#### Task inputs

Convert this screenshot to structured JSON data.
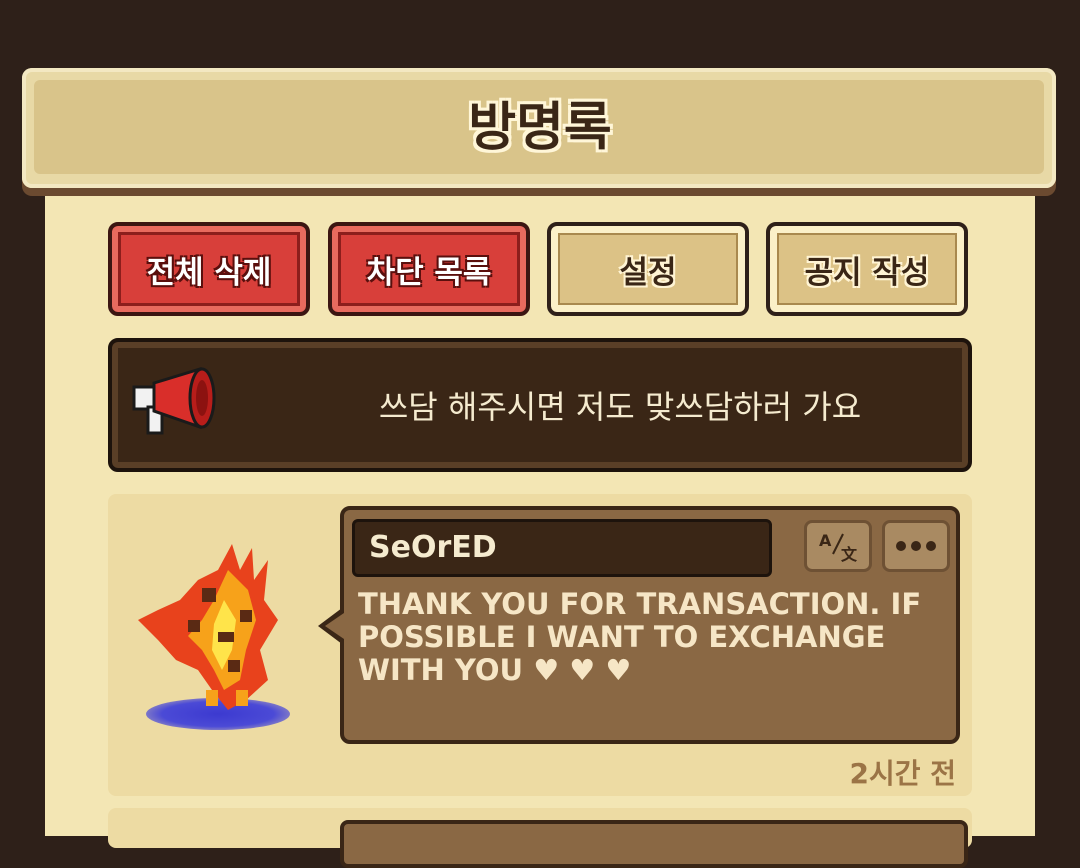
{
  "header": {
    "title": "방명록"
  },
  "toolbar": {
    "delete_all_label": "전체 삭제",
    "block_list_label": "차단 목록",
    "settings_label": "설정",
    "write_notice_label": "공지 작성"
  },
  "notice": {
    "text": "쓰담 해주시면 저도 맞쓰담하러 가요"
  },
  "entries": [
    {
      "author": "SeOrED",
      "message": "THANK YOU FOR TRANSACTION. IF POSSIBLE I WANT TO EXCHANGE WITH YOU ♥ ♥ ♥",
      "time": "2시간 전"
    }
  ],
  "icons": [
    "megaphone-icon",
    "translate-icon",
    "more-options-icon"
  ],
  "colors": {
    "red_button": "#d83f3a",
    "tan_button": "#dcc286",
    "bubble": "#8a6844",
    "background": "#f3e6b4"
  }
}
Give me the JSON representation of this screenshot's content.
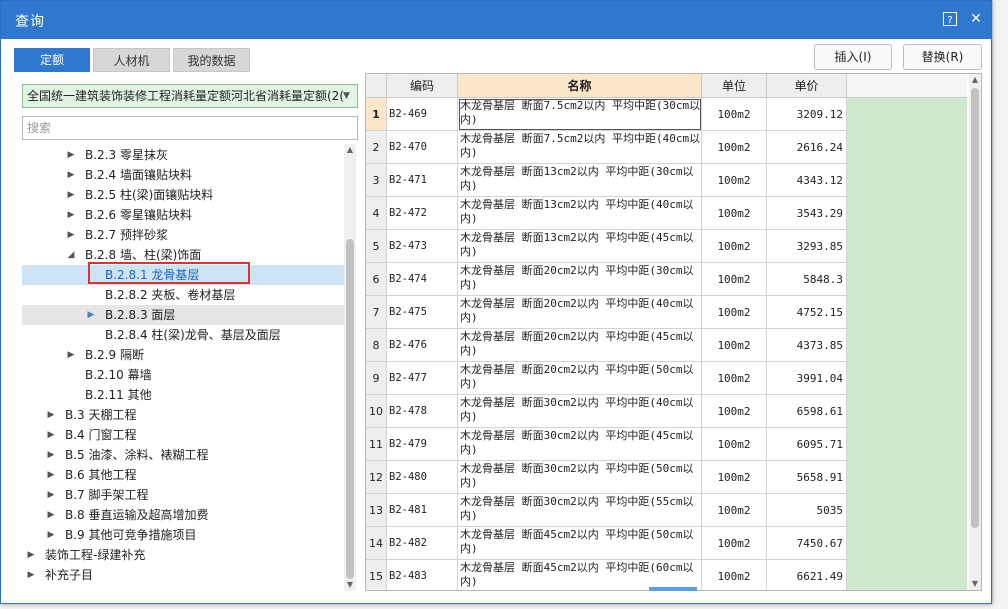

########

• **The problem**:
A line counts if it holds the word "this". How many lines of the entries count? Give the number only.

• **Written response**:
2